§ Aim of the task
Each line containing the word "panel" must be collected.

— Begin Input material —

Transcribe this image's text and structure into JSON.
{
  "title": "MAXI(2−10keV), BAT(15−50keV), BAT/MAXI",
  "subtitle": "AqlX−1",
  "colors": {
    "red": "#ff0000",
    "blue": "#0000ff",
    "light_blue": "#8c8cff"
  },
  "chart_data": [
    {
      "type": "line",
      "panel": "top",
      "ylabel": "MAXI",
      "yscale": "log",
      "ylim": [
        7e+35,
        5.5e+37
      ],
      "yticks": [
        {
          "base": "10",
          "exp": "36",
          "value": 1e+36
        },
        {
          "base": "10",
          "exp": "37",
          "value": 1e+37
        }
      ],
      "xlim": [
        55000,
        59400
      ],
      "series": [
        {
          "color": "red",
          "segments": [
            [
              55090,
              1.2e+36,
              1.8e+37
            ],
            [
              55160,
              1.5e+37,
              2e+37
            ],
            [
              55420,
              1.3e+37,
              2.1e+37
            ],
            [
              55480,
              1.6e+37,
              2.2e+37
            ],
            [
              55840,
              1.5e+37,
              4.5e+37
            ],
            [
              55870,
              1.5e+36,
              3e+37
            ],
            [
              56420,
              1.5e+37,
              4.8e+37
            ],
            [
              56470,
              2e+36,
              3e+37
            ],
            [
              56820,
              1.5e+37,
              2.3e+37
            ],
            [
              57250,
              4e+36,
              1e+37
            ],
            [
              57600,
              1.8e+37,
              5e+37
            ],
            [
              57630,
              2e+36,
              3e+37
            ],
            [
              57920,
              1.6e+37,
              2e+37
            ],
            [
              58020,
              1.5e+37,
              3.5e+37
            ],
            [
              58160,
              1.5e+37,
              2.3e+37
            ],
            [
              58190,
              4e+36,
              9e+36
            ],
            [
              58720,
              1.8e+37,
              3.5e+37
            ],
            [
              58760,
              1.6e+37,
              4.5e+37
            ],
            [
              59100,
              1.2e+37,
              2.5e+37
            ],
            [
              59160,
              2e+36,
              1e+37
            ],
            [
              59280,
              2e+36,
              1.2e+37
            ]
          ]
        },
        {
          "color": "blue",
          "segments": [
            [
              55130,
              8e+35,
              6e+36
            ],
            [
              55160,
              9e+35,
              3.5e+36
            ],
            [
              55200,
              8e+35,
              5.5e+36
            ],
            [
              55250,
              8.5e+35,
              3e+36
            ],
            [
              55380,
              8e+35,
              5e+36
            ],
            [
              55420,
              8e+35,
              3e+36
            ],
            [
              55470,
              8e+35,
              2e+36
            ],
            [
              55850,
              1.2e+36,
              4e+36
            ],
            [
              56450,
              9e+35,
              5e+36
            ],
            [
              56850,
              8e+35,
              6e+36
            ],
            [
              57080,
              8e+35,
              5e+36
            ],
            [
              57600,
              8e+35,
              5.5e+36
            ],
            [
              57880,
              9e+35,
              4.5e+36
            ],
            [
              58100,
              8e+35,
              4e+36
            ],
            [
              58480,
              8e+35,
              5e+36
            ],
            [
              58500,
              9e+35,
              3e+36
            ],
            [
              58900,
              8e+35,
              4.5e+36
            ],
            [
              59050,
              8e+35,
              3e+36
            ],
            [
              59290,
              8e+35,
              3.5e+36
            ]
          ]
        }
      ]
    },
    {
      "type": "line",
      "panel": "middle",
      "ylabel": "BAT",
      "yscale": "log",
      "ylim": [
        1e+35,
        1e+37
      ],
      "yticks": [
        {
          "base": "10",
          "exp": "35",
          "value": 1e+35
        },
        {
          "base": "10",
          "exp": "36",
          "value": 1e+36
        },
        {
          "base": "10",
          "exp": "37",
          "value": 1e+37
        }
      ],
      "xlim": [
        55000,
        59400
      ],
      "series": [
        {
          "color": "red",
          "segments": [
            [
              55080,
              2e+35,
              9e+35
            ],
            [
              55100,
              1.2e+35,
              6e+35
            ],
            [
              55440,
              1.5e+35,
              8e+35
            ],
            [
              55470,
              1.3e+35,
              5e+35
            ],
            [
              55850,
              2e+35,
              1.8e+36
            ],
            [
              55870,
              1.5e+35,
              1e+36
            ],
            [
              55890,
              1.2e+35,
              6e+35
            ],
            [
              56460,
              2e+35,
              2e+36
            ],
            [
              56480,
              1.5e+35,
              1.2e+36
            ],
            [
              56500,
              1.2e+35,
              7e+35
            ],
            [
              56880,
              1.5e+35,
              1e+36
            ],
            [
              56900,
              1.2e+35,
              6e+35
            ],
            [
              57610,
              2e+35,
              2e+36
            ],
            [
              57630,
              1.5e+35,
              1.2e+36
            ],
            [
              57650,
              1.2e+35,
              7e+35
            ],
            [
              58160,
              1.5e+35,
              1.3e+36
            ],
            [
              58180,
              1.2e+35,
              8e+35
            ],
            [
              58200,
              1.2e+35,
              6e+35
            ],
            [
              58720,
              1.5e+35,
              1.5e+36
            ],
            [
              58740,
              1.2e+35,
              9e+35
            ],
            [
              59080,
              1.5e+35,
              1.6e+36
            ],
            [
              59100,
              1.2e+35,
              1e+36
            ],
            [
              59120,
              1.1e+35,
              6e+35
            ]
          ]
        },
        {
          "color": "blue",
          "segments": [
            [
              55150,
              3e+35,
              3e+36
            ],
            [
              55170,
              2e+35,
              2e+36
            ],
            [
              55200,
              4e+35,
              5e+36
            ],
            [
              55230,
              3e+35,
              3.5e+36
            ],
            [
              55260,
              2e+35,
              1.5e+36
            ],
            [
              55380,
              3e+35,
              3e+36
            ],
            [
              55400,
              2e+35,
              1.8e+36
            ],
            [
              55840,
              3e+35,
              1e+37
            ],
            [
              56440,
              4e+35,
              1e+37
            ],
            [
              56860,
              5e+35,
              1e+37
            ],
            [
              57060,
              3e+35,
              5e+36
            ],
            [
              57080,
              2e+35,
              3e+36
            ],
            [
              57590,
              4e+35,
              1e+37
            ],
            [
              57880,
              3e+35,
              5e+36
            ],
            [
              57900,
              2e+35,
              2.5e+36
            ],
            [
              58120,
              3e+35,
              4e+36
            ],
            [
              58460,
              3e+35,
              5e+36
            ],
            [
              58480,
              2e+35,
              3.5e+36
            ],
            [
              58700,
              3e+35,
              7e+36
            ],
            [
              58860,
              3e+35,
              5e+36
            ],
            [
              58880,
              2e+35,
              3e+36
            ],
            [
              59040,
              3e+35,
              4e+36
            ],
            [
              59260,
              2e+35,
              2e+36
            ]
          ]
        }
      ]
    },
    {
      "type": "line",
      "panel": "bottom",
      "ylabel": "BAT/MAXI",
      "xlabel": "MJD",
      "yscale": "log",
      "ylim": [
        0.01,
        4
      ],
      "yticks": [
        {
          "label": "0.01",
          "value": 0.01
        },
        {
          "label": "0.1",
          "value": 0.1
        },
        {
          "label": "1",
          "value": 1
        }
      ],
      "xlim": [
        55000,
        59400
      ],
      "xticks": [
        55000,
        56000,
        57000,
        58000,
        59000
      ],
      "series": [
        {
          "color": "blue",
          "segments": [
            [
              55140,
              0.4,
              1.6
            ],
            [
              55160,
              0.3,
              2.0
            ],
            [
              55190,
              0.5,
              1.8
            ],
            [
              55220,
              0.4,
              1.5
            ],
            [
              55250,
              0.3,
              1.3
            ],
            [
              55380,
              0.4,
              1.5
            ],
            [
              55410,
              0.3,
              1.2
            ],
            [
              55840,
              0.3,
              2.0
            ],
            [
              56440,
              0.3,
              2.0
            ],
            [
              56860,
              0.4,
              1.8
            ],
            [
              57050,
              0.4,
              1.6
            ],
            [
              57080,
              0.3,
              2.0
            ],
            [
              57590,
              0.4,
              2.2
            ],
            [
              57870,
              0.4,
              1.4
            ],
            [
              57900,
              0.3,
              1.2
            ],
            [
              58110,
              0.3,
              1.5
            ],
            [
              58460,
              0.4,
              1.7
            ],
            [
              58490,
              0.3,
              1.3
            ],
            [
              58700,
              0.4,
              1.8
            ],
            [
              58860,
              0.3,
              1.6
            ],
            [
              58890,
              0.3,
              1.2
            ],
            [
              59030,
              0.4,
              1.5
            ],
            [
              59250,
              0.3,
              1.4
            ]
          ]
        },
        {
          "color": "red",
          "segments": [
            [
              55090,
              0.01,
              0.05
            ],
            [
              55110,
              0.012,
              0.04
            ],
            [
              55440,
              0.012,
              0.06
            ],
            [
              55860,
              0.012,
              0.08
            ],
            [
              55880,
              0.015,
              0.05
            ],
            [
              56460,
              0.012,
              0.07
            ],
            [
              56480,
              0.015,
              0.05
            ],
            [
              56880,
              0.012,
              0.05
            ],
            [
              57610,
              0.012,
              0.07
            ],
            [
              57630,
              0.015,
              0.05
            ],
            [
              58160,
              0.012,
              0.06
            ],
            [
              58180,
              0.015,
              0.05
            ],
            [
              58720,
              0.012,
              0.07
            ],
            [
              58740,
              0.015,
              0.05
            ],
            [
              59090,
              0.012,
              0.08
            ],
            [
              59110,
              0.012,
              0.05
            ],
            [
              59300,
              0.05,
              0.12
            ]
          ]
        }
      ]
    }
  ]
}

— End Input material —

§ Task result
      "panel": "top",
      "panel": "middle",
      "panel": "bottom",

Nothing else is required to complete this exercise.